A run of records:
+++

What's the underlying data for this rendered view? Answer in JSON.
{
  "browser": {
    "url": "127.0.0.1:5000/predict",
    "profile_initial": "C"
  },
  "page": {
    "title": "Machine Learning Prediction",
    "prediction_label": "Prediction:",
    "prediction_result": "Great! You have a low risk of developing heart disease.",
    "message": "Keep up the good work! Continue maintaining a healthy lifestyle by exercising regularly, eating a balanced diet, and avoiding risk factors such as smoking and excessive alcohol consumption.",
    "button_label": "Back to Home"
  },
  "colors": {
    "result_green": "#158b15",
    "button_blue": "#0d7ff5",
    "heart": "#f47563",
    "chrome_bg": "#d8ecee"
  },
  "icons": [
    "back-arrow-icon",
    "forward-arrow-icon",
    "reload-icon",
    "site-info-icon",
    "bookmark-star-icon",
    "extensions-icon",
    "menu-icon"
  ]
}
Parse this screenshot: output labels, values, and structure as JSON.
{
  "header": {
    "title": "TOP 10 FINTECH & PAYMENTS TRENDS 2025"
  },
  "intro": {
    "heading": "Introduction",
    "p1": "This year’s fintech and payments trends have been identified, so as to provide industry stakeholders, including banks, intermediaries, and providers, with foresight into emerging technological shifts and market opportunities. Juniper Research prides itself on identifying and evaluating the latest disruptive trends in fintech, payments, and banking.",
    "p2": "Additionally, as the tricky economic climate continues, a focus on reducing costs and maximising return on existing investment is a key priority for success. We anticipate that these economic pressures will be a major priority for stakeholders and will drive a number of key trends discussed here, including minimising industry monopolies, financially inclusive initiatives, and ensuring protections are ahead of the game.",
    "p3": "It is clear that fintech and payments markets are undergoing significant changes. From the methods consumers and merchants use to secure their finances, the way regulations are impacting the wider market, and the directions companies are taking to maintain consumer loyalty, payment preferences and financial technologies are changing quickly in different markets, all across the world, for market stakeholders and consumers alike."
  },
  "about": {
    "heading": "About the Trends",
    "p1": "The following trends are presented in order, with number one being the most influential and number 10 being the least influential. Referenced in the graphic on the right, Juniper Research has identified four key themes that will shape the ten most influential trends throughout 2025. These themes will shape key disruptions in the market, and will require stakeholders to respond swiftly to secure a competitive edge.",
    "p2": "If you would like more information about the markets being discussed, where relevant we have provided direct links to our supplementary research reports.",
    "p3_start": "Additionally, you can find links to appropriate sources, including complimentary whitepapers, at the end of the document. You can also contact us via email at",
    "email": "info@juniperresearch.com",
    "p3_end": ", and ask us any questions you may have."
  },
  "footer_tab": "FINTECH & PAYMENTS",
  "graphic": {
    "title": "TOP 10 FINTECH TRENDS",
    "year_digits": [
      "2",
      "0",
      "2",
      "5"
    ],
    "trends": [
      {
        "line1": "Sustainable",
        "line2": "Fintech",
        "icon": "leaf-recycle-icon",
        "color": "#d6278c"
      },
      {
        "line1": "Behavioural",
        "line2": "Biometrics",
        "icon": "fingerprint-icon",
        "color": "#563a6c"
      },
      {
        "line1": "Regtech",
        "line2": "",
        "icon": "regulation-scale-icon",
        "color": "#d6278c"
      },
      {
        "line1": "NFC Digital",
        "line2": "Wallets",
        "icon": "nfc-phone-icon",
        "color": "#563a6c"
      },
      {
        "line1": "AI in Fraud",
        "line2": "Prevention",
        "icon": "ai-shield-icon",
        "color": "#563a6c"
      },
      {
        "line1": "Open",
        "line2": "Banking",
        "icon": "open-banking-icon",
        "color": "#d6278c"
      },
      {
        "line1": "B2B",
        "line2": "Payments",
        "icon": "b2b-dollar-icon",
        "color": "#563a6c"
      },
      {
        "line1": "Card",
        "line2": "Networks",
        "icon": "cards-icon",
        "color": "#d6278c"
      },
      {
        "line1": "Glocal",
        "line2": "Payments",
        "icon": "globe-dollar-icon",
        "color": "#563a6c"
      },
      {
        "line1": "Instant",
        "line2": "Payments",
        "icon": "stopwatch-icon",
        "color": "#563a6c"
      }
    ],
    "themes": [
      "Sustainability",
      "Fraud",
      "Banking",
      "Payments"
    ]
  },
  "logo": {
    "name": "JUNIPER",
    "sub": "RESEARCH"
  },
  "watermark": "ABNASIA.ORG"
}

+++

Repeat every entry exactly as written above.

Full solution:
What's the underlying data for this rendered view? Answer in JSON.
{
  "browser": {
    "url": "127.0.0.1:5000/predict",
    "profile_initial": "C"
  },
  "page": {
    "title": "Machine Learning Prediction",
    "prediction_label": "Prediction:",
    "prediction_result": "Great! You have a low risk of developing heart disease.",
    "message": "Keep up the good work! Continue maintaining a healthy lifestyle by exercising regularly, eating a balanced diet, and avoiding risk factors such as smoking and excessive alcohol consumption.",
    "button_label": "Back to Home"
  },
  "colors": {
    "result_green": "#158b15",
    "button_blue": "#0d7ff5",
    "heart": "#f47563",
    "chrome_bg": "#d8ecee"
  },
  "icons": [
    "back-arrow-icon",
    "forward-arrow-icon",
    "reload-icon",
    "site-info-icon",
    "bookmark-star-icon",
    "extensions-icon",
    "menu-icon"
  ]
}
Parse this screenshot: output labels, values, and structure as JSON.
{
  "header": {
    "title": "TOP 10 FINTECH & PAYMENTS TRENDS 2025"
  },
  "intro": {
    "heading": "Introduction",
    "p1": "This year’s fintech and payments trends have been identified, so as to provide industry stakeholders, including banks, intermediaries, and providers, with foresight into emerging technological shifts and market opportunities. Juniper Research prides itself on identifying and evaluating the latest disruptive trends in fintech, payments, and banking.",
    "p2": "Additionally, as the tricky economic climate continues, a focus on reducing costs and maximising return on existing investment is a key priority for success. We anticipate that these economic pressures will be a major priority for stakeholders and will drive a number of key trends discussed here, including minimising industry monopolies, financially inclusive initiatives, and ensuring protections are ahead of the game.",
    "p3": "It is clear that fintech and payments markets are undergoing significant changes. From the methods consumers and merchants use to secure their finances, the way regulations are impacting the wider market, and the directions companies are taking to maintain consumer loyalty, payment preferences and financial technologies are changing quickly in different markets, all across the world, for market stakeholders and consumers alike."
  },
  "about": {
    "heading": "About the Trends",
    "p1": "The following trends are presented in order, with number one being the most influential and number 10 being the least influential. Referenced in the graphic on the right, Juniper Research has identified four key themes that will shape the ten most influential trends throughout 2025. These themes will shape key disruptions in the market, and will require stakeholders to respond swiftly to secure a competitive edge.",
    "p2": "If you would like more information about the markets being discussed, where relevant we have provided direct links to our supplementary research reports.",
    "p3_start": "Additionally, you can find links to appropriate sources, including complimentary whitepapers, at the end of the document. You can also contact us via email at",
    "email": "info@juniperresearch.com",
    "p3_end": ", and ask us any questions you may have."
  },
  "footer_tab": "FINTECH & PAYMENTS",
  "graphic": {
    "title": "TOP 10 FINTECH TRENDS",
    "year_digits": [
      "2",
      "0",
      "2",
      "5"
    ],
    "trends": [
      {
        "line1": "Sustainable",
        "line2": "Fintech",
        "icon": "leaf-recycle-icon",
        "color": "#d6278c"
      },
      {
        "line1": "Behavioural",
        "line2": "Biometrics",
        "icon": "fingerprint-icon",
        "color": "#563a6c"
      },
      {
        "line1": "Regtech",
        "line2": "",
        "icon": "regulation-scale-icon",
        "color": "#d6278c"
      },
      {
        "line1": "NFC Digital",
        "line2": "Wallets",
        "icon": "nfc-phone-icon",
        "color": "#563a6c"
      },
      {
        "line1": "AI in Fraud",
        "line2": "Prevention",
        "icon": "ai-shield-icon",
        "color": "#563a6c"
      },
      {
        "line1": "Open",
        "line2": "Banking",
        "icon": "open-banking-icon",
        "color": "#d6278c"
      },
      {
        "line1": "B2B",
        "line2": "Payments",
        "icon": "b2b-dollar-icon",
        "color": "#563a6c"
      },
      {
        "line1": "Card",
        "line2": "Networks",
        "icon": "cards-icon",
        "color": "#d6278c"
      },
      {
        "line1": "Glocal",
        "line2": "Payments",
        "icon": "globe-dollar-icon",
        "color": "#563a6c"
      },
      {
        "line1": "Instant",
        "line2": "Payments",
        "icon": "stopwatch-icon",
        "color": "#563a6c"
      }
    ],
    "themes": [
      "Sustainability",
      "Fraud",
      "Banking",
      "Payments"
    ]
  },
  "logo": {
    "name": "JUNIPER",
    "sub": "RESEARCH"
  },
  "watermark": "ABNASIA.ORG"
}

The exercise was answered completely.